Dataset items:

** Begin **

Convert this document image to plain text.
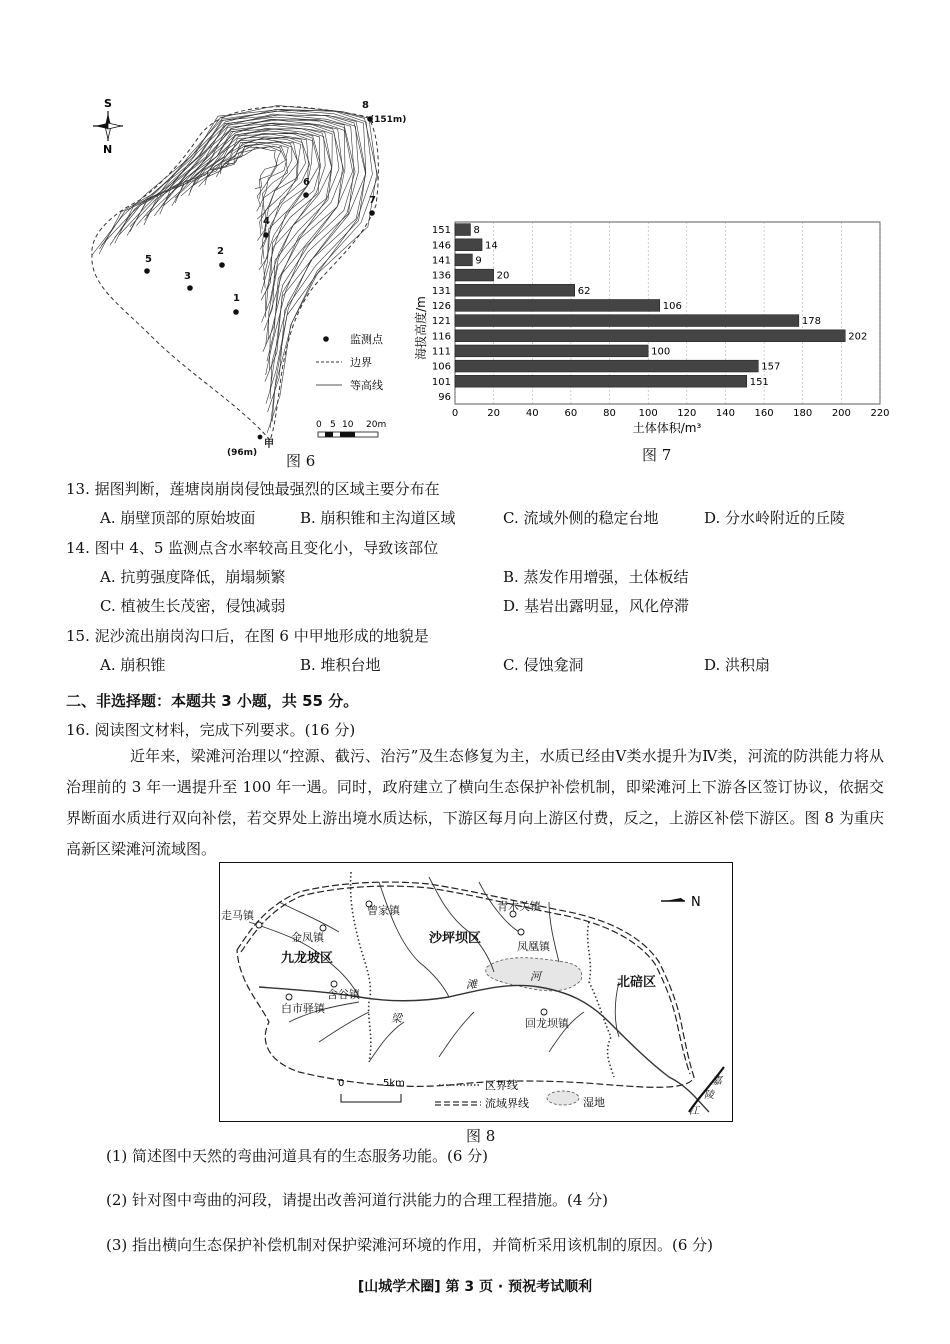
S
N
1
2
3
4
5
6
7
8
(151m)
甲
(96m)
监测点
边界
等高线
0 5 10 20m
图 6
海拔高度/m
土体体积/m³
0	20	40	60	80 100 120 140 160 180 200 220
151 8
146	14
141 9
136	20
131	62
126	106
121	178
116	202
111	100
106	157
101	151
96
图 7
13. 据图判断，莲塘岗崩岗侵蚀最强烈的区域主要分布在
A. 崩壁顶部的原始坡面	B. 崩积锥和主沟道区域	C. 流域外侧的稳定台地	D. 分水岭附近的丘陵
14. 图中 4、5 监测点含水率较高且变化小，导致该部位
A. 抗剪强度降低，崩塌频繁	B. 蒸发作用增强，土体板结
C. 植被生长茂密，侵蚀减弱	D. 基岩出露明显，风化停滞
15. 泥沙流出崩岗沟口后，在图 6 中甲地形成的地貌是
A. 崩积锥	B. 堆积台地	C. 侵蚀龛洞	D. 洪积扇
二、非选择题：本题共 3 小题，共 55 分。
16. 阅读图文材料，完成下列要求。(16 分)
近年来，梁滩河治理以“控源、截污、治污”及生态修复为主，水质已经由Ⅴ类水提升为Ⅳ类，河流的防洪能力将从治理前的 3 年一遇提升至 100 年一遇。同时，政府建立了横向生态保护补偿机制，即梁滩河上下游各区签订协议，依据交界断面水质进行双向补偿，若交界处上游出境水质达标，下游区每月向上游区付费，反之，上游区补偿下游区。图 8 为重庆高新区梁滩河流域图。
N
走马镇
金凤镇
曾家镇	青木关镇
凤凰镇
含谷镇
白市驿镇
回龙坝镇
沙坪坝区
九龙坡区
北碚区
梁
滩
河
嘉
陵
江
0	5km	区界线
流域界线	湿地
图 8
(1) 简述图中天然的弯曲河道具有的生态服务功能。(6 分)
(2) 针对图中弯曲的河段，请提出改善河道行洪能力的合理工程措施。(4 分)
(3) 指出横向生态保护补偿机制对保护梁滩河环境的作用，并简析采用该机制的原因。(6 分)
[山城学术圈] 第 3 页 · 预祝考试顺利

** End **
** Begin **

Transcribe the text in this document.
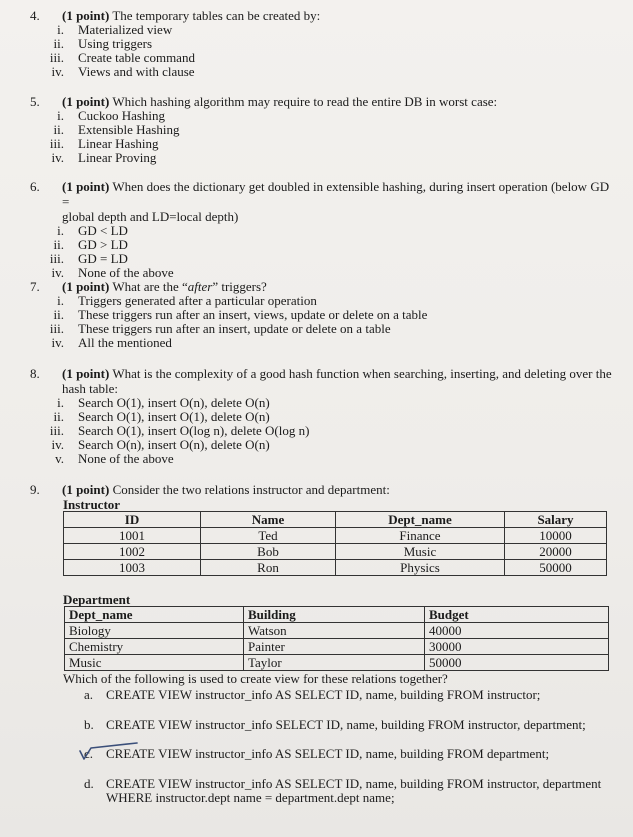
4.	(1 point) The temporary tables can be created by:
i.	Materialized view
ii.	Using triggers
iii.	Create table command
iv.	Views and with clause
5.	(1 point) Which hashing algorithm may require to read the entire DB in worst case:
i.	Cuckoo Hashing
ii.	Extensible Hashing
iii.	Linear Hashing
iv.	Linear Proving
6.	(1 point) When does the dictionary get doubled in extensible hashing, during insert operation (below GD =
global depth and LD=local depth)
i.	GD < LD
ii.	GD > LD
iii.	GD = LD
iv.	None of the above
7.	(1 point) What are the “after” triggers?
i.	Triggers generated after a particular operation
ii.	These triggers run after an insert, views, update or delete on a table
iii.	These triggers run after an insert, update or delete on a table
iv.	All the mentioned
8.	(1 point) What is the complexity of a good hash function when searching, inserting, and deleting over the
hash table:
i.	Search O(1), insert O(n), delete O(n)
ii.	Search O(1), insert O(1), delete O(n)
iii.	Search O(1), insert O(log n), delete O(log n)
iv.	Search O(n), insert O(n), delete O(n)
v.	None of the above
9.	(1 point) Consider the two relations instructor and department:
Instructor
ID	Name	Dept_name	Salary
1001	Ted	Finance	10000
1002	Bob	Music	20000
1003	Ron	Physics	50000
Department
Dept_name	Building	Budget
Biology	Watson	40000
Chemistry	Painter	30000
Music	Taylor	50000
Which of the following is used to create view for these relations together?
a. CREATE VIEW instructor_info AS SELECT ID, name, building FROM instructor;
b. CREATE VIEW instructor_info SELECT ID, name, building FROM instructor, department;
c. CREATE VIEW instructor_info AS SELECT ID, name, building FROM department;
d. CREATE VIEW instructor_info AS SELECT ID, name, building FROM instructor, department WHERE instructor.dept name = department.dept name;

** End **
** Begin **

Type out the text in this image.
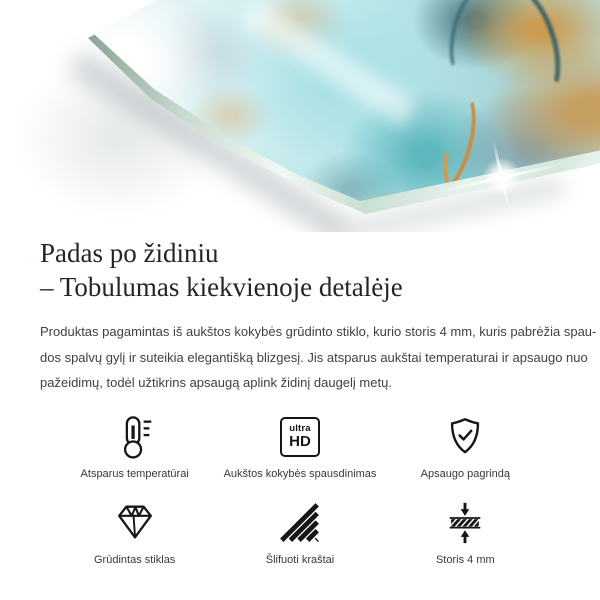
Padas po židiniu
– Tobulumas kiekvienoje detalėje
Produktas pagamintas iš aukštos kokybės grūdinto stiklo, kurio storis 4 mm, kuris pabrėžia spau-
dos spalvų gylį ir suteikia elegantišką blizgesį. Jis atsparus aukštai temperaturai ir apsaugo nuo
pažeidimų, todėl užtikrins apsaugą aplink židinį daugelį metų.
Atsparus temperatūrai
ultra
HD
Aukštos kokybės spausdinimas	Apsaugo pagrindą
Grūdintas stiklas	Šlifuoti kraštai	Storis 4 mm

** End **

Copy whichever lines in the listing above contain the word "What".

* WRITTEN ANSWER:
7.	(1 point) What are the “after” triggers?
8.	(1 point) What is the complexity of a good hash function when searching, inserting, and deleting over the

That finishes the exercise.